[MATERIAL FOR THE TASK]
<<<<
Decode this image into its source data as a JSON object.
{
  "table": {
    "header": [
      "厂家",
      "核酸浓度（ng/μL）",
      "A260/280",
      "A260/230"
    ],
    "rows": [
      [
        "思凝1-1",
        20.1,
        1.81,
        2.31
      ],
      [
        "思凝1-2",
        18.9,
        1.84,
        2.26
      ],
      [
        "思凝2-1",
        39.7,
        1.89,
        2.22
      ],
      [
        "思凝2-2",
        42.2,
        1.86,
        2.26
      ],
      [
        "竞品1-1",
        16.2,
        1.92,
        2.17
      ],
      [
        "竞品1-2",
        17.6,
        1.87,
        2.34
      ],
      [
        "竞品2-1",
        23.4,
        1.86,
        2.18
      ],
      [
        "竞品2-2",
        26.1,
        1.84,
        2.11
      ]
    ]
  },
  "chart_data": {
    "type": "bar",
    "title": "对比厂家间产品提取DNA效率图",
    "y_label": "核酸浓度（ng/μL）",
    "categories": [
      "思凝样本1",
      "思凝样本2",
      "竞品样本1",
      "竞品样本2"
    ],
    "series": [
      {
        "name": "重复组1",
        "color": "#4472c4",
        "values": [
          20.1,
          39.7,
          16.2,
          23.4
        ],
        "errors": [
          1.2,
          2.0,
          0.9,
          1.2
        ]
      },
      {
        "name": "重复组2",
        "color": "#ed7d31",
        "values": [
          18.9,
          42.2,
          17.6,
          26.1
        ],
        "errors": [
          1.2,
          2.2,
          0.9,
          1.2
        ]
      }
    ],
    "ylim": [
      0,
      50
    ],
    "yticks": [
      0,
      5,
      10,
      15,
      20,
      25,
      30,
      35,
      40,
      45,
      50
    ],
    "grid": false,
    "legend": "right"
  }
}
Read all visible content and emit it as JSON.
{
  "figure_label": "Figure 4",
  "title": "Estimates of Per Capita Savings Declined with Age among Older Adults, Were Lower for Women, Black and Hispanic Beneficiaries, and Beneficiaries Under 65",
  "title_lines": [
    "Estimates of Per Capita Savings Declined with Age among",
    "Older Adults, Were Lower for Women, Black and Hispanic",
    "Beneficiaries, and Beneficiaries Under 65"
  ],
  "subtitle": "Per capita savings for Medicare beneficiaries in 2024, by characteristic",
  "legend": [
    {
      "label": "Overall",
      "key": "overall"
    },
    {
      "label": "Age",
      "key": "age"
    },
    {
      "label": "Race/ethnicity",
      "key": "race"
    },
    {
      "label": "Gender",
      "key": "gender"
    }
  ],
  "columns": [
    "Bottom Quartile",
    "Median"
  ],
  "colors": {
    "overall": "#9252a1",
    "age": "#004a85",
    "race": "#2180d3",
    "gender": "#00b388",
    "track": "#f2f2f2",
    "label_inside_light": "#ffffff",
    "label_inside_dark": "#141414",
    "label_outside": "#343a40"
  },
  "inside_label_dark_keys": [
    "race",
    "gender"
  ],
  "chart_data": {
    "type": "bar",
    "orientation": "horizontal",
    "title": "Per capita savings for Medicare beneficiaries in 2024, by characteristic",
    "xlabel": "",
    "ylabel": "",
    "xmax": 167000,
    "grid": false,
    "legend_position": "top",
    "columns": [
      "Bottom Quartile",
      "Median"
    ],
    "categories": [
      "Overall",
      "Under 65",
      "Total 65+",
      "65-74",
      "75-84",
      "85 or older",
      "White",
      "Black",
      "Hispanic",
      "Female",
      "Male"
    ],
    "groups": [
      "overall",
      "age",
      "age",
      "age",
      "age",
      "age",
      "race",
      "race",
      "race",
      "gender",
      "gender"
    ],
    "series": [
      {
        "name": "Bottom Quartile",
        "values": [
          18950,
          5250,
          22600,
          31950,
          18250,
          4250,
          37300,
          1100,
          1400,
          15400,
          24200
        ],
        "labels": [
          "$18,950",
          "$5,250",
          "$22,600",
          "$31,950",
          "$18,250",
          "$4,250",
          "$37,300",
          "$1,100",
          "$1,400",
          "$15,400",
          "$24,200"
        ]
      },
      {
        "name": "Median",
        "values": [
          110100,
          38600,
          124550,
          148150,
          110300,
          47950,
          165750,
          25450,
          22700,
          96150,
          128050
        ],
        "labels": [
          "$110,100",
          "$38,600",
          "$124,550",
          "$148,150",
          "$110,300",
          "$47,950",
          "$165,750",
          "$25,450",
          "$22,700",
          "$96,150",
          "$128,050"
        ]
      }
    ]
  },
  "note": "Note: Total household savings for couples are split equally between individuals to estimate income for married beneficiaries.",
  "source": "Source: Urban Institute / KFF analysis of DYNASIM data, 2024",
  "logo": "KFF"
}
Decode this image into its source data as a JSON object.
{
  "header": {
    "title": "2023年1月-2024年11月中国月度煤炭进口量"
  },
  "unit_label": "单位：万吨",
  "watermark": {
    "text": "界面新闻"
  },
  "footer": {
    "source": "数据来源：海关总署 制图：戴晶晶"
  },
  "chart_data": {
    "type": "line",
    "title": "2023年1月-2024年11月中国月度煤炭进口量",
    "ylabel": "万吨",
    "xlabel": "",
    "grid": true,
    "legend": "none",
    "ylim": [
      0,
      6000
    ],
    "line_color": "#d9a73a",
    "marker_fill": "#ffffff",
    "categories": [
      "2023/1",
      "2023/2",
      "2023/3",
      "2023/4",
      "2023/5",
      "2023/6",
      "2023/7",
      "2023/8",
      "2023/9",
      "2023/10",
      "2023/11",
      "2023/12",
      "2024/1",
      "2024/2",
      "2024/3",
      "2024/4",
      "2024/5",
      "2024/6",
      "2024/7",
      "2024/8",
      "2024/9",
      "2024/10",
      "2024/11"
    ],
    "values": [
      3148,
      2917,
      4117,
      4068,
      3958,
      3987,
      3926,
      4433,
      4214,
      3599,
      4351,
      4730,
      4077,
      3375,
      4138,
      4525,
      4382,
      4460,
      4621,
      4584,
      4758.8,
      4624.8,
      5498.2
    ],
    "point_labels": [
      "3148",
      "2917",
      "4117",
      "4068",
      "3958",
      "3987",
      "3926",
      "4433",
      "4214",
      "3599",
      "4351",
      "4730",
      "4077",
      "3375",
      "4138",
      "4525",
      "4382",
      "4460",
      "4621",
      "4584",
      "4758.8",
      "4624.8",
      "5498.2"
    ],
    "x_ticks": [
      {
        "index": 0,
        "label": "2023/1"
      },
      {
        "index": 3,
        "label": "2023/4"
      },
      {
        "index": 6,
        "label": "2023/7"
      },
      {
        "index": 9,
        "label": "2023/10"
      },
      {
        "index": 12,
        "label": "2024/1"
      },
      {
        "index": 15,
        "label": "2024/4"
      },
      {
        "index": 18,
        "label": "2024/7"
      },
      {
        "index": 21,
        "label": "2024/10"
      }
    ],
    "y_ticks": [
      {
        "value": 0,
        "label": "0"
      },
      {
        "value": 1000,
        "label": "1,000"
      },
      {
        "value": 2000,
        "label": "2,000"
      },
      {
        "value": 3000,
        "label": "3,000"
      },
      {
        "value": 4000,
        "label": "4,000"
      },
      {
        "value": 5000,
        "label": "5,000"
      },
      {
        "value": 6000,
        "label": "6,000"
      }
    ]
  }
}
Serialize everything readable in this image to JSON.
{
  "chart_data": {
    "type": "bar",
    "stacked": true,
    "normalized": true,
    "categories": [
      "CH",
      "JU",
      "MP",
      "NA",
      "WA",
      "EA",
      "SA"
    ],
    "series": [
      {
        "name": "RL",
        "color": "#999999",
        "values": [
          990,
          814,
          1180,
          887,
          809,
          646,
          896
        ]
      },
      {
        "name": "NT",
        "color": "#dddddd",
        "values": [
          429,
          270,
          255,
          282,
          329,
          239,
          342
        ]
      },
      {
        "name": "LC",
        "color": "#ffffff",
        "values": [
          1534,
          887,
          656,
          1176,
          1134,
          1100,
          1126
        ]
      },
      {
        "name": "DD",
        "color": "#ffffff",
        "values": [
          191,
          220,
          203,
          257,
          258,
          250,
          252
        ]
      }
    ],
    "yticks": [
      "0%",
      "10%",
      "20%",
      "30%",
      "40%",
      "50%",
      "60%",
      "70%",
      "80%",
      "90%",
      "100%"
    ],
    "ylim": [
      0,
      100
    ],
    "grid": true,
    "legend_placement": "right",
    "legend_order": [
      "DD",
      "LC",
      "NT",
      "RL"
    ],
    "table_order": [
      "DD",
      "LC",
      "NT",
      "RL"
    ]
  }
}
>>>>
Only the lines from the one containing "Serialize everything readable" through the end of the material should be reproduced, exactly, with both ends included.

[SOLUTION FOR THIS EXERCISE]
Serialize everything readable in this image to JSON.
{
  "chart_data": {
    "type": "bar",
    "stacked": true,
    "normalized": true,
    "categories": [
      "CH",
      "JU",
      "MP",
      "NA",
      "WA",
      "EA",
      "SA"
    ],
    "series": [
      {
        "name": "RL",
        "color": "#999999",
        "values": [
          990,
          814,
          1180,
          887,
          809,
          646,
          896
        ]
      },
      {
        "name": "NT",
        "color": "#dddddd",
        "values": [
          429,
          270,
          255,
          282,
          329,
          239,
          342
        ]
      },
      {
        "name": "LC",
        "color": "#ffffff",
        "values": [
          1534,
          887,
          656,
          1176,
          1134,
          1100,
          1126
        ]
      },
      {
        "name": "DD",
        "color": "#ffffff",
        "values": [
          191,
          220,
          203,
          257,
          258,
          250,
          252
        ]
      }
    ],
    "yticks": [
      "0%",
      "10%",
      "20%",
      "30%",
      "40%",
      "50%",
      "60%",
      "70%",
      "80%",
      "90%",
      "100%"
    ],
    "ylim": [
      0,
      100
    ],
    "grid": true,
    "legend_placement": "right",
    "legend_order": [
      "DD",
      "LC",
      "NT",
      "RL"
    ],
    "table_order": [
      "DD",
      "LC",
      "NT",
      "RL"
    ]
  }
}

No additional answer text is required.